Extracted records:
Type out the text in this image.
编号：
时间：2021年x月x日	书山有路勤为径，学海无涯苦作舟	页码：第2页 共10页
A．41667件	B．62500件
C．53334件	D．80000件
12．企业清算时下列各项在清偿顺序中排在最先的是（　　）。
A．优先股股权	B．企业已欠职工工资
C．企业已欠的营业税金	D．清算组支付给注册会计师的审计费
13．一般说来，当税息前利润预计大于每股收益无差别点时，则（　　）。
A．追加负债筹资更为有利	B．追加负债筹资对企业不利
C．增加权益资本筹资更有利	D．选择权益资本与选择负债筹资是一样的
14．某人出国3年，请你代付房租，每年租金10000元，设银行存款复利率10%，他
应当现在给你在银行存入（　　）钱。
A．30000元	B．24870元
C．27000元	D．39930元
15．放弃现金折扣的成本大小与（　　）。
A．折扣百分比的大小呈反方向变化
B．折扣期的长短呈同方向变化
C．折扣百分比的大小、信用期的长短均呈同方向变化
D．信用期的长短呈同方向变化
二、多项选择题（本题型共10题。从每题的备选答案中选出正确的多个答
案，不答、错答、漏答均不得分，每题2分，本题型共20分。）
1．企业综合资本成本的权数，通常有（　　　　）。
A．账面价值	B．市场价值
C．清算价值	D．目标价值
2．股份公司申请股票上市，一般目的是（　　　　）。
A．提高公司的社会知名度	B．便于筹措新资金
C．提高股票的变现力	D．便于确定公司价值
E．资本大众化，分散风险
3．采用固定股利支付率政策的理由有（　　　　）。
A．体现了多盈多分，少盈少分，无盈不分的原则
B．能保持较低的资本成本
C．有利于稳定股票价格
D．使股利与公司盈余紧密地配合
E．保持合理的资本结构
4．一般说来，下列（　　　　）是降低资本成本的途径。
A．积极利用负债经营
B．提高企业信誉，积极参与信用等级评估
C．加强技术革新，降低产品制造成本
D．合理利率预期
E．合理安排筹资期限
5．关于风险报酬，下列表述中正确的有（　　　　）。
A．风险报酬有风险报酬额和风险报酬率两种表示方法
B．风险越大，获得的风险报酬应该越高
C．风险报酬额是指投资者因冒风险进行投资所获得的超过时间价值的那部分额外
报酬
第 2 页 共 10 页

...

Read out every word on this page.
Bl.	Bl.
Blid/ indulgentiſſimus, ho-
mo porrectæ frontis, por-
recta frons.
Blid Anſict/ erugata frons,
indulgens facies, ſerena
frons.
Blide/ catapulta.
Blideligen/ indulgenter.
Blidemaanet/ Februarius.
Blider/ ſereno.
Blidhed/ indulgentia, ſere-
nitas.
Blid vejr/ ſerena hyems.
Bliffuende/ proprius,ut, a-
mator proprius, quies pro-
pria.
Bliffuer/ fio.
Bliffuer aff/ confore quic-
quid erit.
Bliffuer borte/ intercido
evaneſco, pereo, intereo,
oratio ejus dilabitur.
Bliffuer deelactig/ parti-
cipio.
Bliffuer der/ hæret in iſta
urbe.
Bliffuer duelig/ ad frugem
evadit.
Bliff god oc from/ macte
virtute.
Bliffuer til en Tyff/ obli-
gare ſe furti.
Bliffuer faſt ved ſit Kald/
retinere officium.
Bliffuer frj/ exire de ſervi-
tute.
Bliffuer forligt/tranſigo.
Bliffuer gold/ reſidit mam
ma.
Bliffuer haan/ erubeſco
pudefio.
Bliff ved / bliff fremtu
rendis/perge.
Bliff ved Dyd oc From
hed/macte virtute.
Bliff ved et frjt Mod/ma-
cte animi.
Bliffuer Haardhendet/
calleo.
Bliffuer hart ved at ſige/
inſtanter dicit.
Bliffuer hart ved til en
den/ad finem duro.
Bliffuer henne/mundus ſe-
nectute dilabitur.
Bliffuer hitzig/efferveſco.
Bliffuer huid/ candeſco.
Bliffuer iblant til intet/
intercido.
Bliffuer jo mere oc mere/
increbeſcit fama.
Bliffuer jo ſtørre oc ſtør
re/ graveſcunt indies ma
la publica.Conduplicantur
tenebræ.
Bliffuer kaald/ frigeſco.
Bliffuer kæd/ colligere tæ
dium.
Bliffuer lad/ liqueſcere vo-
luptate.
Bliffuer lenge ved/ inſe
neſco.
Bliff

---

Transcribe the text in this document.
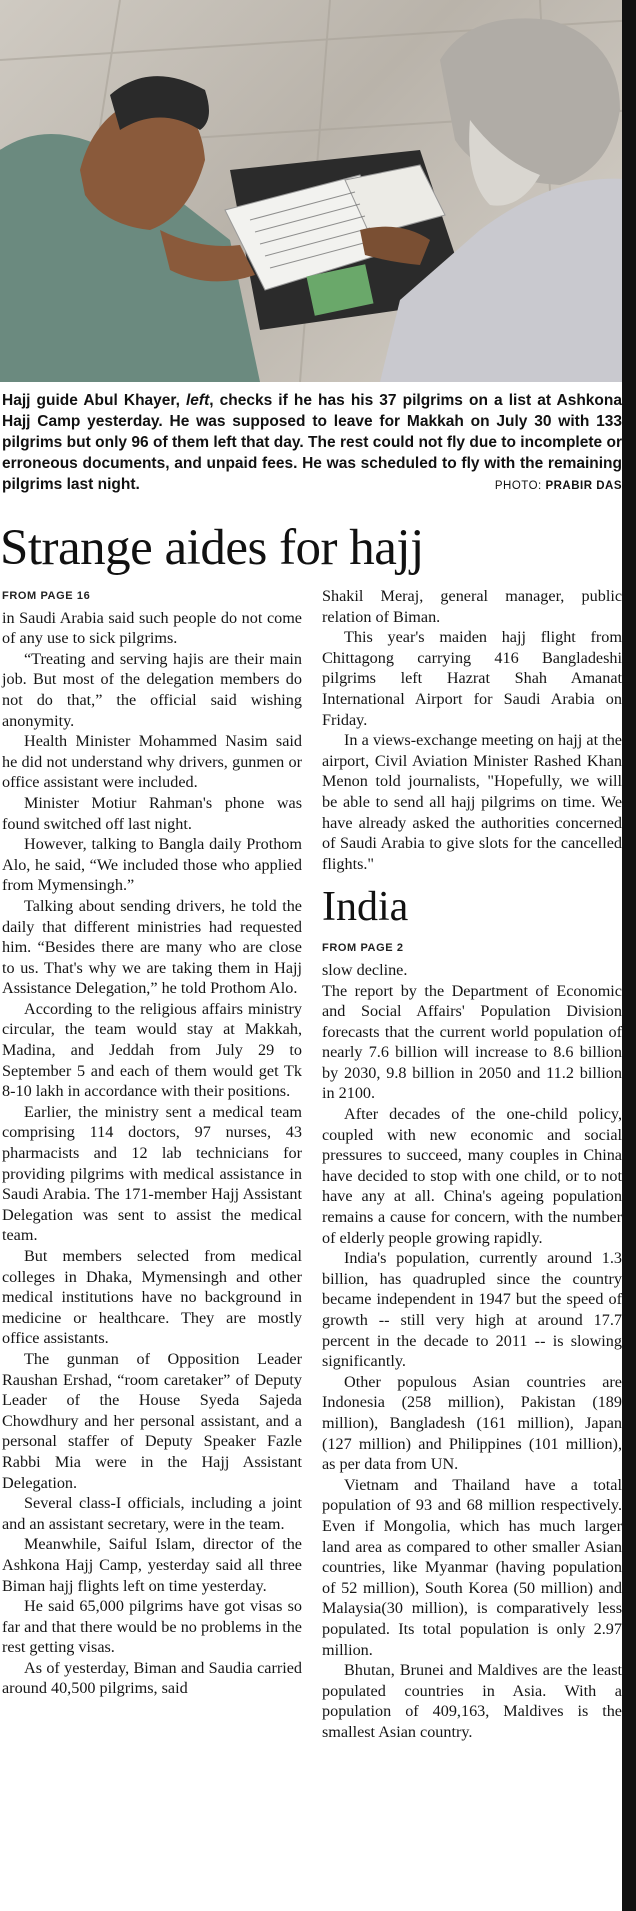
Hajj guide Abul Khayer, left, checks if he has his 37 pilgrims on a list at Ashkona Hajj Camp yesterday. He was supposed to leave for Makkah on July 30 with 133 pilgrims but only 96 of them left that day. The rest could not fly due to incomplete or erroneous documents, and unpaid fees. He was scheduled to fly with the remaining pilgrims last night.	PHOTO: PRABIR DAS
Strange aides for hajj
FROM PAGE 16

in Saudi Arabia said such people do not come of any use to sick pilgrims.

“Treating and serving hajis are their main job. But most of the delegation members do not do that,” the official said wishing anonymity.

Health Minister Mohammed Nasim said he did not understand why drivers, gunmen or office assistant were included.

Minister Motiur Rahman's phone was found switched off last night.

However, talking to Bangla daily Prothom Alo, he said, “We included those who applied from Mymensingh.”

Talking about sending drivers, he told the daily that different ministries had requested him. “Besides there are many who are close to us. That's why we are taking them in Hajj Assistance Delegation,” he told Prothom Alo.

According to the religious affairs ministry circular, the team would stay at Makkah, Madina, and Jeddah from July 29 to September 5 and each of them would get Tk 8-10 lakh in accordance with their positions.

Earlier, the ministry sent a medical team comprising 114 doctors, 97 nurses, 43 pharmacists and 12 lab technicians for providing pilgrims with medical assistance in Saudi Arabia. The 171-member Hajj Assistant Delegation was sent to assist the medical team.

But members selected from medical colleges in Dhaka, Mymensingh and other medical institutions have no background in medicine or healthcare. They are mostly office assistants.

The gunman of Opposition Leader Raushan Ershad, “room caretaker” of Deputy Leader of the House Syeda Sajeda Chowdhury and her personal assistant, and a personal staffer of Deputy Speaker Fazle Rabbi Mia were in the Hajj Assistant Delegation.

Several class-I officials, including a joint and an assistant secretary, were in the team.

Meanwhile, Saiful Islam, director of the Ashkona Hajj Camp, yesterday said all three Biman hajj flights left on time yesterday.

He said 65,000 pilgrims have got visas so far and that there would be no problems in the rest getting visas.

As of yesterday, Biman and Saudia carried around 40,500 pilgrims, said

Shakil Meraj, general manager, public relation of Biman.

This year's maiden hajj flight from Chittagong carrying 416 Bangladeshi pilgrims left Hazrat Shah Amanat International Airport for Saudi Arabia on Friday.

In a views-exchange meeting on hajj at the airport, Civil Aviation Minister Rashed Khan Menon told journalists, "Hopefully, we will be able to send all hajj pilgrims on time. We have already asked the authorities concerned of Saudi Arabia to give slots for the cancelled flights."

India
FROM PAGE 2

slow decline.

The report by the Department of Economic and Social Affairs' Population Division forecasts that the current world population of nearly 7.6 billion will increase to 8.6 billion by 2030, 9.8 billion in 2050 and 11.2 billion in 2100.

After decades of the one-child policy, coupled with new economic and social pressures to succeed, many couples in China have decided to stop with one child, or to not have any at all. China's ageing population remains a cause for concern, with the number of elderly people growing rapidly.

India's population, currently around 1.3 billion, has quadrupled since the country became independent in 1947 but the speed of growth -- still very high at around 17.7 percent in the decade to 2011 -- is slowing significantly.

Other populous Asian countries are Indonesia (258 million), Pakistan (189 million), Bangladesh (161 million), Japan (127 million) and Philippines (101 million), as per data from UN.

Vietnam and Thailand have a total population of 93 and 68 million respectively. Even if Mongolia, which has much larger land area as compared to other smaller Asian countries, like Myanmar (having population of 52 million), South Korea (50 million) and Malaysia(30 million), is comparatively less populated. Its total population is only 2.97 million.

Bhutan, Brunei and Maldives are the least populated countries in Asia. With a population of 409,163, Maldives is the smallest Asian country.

= WHAT IS BEING ASKED =
What is the number of lines that hold the string "一般说来"? Reply with that number alone.

= REPLY =
2